▸ WRITTEN PROBLEM
Reproduce exactly the lines below, starting at the line that contains "Extract all the data from this chart as JSON." and ending with the last line of the records, both included; leave out any pictures.

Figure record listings
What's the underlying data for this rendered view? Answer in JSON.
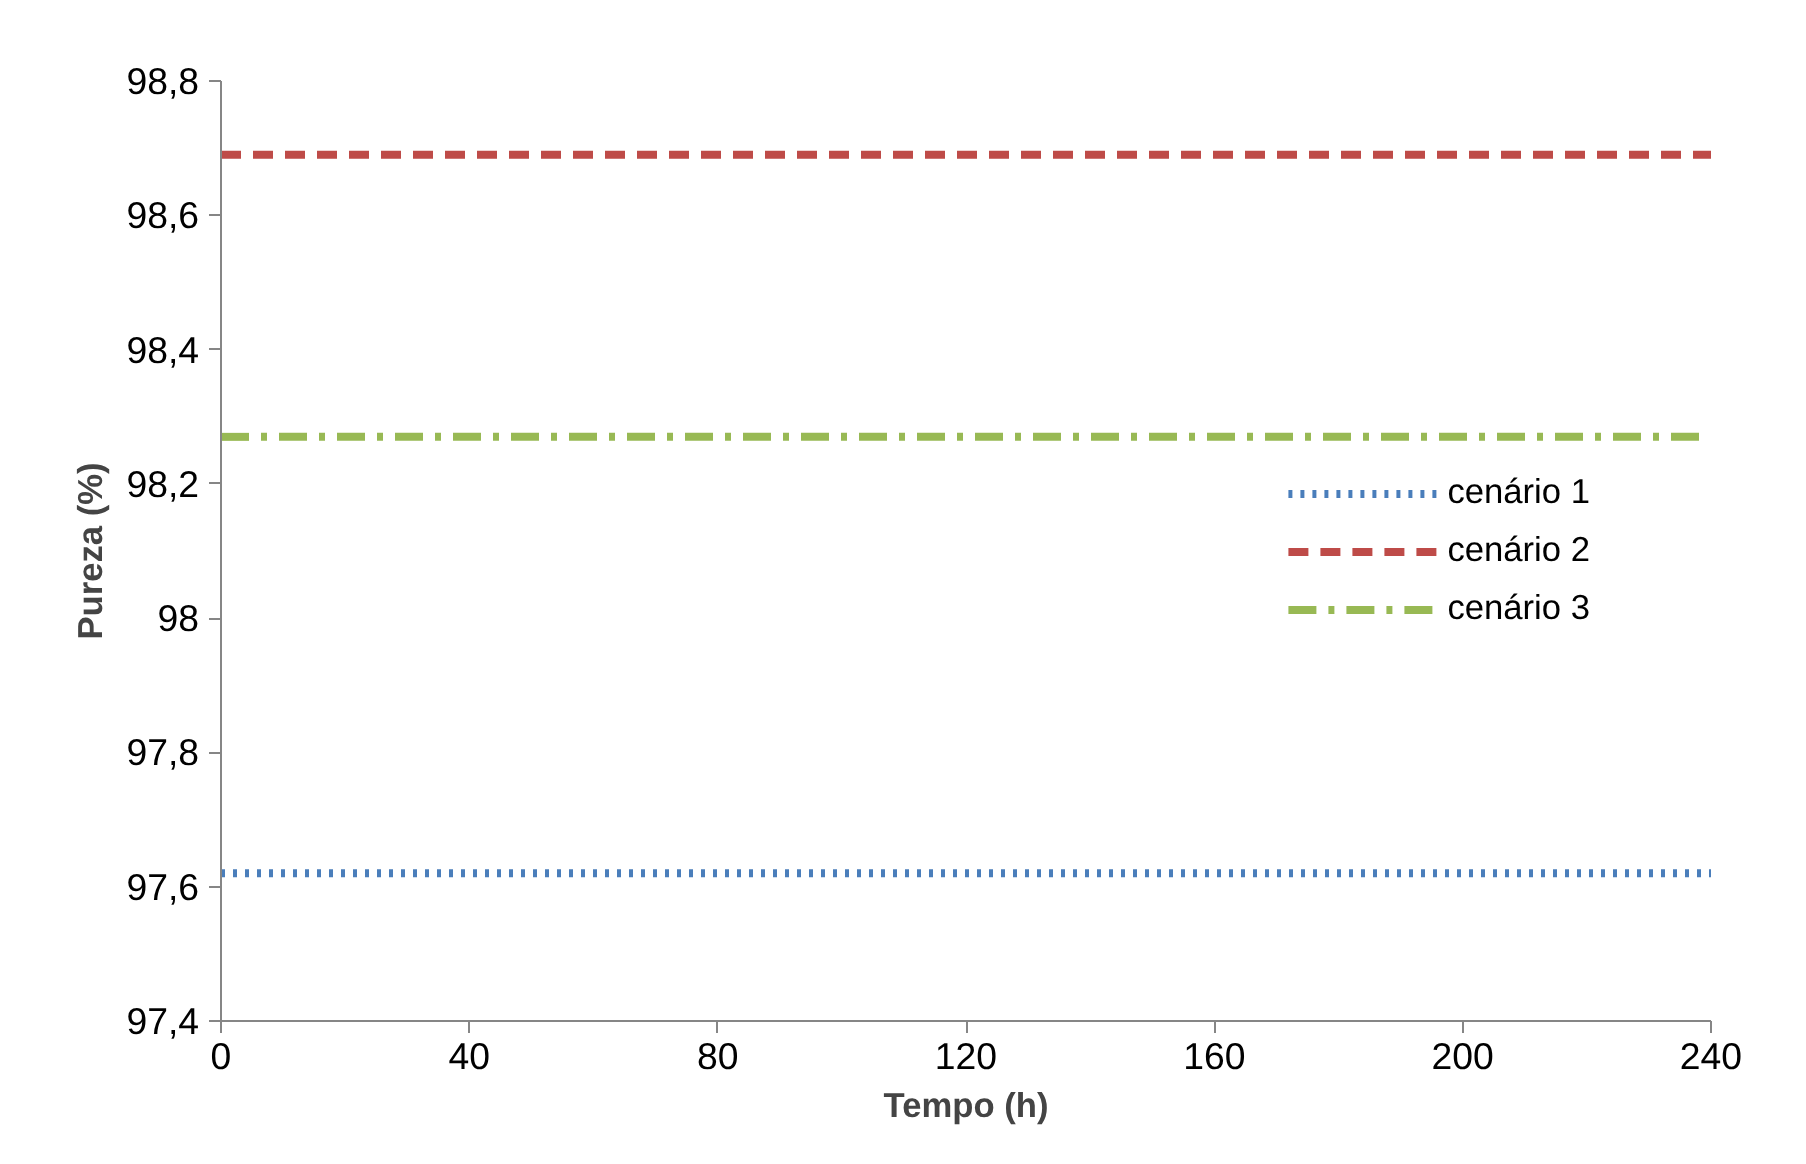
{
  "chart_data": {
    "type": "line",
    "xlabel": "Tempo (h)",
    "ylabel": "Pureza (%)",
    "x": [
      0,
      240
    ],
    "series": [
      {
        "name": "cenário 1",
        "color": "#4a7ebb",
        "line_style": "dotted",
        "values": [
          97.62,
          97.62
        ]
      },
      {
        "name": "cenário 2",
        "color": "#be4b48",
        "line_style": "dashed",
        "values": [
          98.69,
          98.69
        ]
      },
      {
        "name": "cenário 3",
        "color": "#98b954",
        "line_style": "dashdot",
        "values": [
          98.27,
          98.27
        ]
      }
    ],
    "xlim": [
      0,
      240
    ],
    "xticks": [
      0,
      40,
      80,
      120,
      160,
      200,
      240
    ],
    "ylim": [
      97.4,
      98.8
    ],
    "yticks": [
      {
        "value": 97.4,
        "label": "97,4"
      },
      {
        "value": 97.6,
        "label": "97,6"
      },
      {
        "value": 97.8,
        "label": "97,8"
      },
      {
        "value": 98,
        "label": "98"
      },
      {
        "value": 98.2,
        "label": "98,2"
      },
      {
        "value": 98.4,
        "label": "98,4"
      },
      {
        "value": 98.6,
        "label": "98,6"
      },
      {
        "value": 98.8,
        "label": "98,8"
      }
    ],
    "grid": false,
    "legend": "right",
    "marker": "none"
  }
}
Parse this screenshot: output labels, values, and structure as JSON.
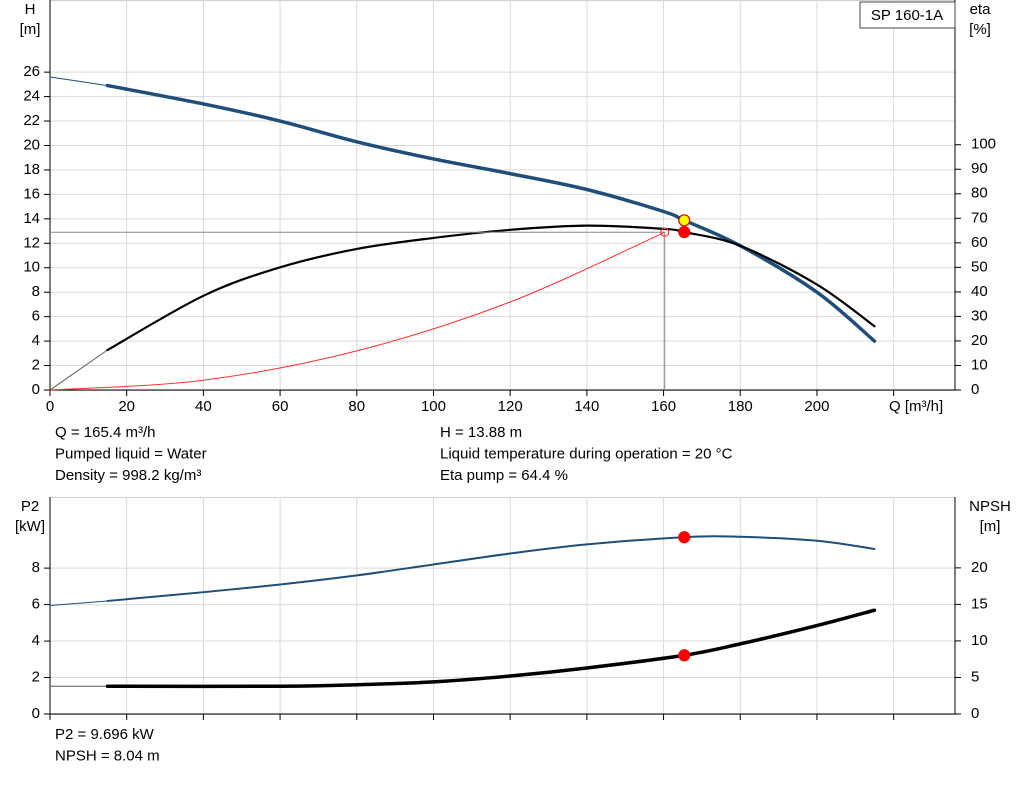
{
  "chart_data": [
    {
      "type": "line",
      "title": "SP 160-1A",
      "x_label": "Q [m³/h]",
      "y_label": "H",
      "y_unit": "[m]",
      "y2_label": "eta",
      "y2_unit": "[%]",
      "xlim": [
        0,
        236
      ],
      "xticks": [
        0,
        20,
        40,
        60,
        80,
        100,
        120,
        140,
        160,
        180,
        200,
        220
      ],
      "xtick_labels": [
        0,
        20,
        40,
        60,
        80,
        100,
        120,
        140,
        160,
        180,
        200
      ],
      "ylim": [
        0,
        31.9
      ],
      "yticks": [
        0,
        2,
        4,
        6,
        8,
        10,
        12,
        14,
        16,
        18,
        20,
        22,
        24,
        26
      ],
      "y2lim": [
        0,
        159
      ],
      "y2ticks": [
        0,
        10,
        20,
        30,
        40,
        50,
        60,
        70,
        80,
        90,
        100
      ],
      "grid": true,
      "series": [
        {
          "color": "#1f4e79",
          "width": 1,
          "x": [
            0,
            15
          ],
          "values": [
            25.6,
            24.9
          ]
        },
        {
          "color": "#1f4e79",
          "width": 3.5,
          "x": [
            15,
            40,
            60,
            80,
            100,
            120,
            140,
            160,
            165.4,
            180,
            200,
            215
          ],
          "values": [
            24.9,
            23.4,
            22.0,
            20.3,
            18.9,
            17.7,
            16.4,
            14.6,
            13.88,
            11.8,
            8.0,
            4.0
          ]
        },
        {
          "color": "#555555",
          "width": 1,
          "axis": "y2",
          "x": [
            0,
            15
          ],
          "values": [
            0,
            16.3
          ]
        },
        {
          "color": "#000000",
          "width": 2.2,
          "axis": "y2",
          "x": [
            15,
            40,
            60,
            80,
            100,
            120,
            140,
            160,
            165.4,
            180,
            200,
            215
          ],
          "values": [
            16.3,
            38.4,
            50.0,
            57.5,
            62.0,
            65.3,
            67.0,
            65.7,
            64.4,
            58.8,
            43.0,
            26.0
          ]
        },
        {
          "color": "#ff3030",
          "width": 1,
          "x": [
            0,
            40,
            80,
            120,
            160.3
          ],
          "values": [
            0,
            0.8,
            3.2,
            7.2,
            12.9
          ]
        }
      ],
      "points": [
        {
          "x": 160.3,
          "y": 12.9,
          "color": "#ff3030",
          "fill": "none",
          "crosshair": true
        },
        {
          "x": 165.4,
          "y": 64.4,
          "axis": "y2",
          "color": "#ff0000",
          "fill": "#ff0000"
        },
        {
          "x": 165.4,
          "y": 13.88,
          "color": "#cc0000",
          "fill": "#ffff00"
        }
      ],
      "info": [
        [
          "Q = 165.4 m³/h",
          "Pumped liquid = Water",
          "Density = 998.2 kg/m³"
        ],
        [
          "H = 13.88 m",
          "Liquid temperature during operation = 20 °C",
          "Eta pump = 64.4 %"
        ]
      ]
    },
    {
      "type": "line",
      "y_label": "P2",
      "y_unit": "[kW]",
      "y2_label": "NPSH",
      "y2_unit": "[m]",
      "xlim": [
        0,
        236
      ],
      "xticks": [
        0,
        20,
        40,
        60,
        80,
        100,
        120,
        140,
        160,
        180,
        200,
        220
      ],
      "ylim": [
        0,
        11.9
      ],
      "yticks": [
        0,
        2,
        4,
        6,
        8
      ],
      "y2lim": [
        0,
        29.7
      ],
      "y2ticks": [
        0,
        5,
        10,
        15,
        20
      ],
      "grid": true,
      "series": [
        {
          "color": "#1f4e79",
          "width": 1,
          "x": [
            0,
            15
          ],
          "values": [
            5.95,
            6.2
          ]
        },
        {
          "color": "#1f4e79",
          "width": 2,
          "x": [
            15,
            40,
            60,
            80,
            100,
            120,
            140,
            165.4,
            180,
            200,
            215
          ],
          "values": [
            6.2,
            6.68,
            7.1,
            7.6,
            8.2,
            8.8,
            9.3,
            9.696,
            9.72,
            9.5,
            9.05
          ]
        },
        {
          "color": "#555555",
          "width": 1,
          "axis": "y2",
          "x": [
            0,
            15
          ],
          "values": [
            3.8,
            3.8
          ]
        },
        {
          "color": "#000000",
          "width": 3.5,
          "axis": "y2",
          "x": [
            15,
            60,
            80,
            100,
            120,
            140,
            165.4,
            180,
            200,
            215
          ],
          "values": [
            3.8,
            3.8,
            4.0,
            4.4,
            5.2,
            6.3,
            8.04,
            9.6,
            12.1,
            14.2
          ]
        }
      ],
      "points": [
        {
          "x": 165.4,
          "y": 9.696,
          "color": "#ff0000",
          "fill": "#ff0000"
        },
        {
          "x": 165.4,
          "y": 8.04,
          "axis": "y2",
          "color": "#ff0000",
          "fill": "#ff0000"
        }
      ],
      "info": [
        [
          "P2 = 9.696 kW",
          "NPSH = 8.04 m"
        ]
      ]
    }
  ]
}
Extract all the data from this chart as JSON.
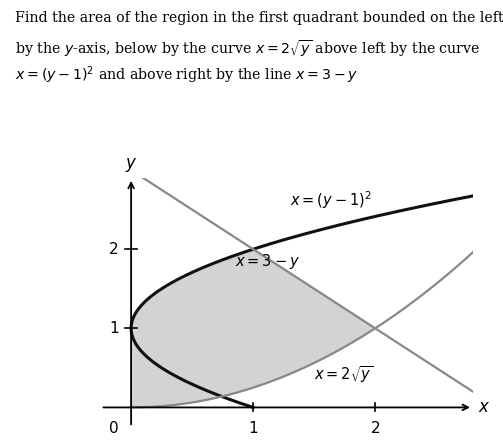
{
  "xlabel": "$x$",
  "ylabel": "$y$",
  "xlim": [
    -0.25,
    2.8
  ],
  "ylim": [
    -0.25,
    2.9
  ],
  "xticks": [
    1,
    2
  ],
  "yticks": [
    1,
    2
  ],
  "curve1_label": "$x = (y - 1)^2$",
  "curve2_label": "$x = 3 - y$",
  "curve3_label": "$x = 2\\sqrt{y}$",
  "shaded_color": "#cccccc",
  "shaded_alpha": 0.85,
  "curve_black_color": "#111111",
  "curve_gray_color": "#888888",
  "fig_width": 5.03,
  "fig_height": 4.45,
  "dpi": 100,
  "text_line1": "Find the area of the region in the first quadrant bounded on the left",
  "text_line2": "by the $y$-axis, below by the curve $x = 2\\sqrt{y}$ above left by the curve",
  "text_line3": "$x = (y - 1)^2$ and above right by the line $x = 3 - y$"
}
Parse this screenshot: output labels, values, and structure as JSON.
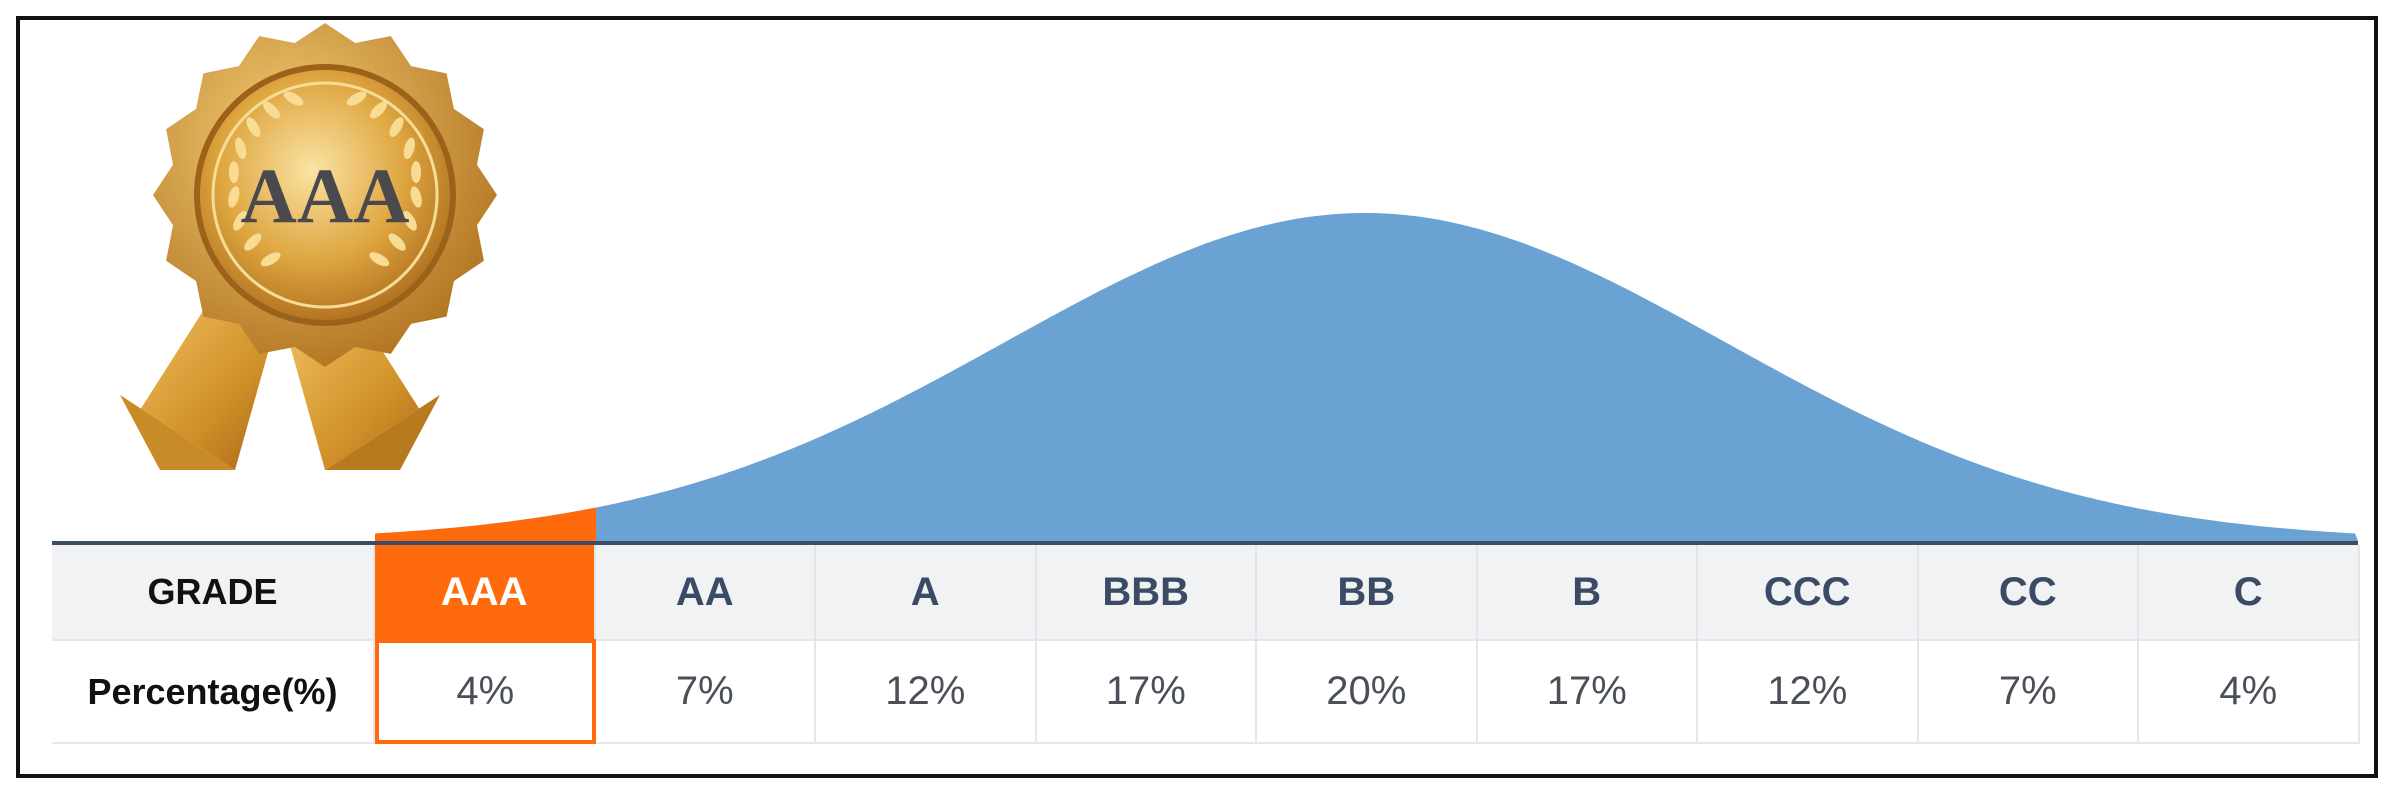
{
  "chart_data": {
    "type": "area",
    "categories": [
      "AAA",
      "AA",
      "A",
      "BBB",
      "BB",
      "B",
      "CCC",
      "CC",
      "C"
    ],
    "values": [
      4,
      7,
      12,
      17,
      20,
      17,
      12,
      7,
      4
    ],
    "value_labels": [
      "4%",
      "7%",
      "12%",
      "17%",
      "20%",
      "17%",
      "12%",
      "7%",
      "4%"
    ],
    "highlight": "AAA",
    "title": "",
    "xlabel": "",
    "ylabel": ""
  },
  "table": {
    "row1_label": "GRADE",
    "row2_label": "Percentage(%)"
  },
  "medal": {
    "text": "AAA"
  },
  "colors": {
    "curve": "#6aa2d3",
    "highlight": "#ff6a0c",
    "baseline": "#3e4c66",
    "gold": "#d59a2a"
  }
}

▸ SOLVED PROBLEM
Extract all the data from this chart as JSON.
{
  "xlabel": "$x$",
  "ylabel": "$y$",
  "xlim": [
    -0.25,
    2.8
  ],
  "ylim": [
    -0.25,
    2.9
  ],
  "xticks": [
    1,
    2
  ],
  "yticks": [
    1,
    2
  ],
  "curve1_label": "$x = (y - 1)^2$",
  "curve2_label": "$x = 3 - y$",
  "curve3_label": "$x = 2\\sqrt{y}$",
  "shaded_color": "#cccccc",
  "shaded_alpha": 0.85,
  "curve_black_color": "#111111",
  "curve_gray_color": "#888888",
  "fig_width": 5.03,
  "fig_height": 4.45,
  "dpi": 100,
  "text_line1": "Find the area of the region in the first quadrant bounded on the left",
  "text_line2": "by the $y$-axis, below by the curve $x = 2\\sqrt{y}$ above left by the curve",
  "text_line3": "$x = (y - 1)^2$ and above right by the line $x = 3 - y$"
}
Parse this screenshot: output labels, values, and structure as JSON.
{
  "chart_data": {
    "type": "area",
    "categories": [
      "AAA",
      "AA",
      "A",
      "BBB",
      "BB",
      "B",
      "CCC",
      "CC",
      "C"
    ],
    "values": [
      4,
      7,
      12,
      17,
      20,
      17,
      12,
      7,
      4
    ],
    "value_labels": [
      "4%",
      "7%",
      "12%",
      "17%",
      "20%",
      "17%",
      "12%",
      "7%",
      "4%"
    ],
    "highlight": "AAA",
    "title": "",
    "xlabel": "",
    "ylabel": ""
  },
  "table": {
    "row1_label": "GRADE",
    "row2_label": "Percentage(%)"
  },
  "medal": {
    "text": "AAA"
  },
  "colors": {
    "curve": "#6aa2d3",
    "highlight": "#ff6a0c",
    "baseline": "#3e4c66",
    "gold": "#d59a2a"
  }
}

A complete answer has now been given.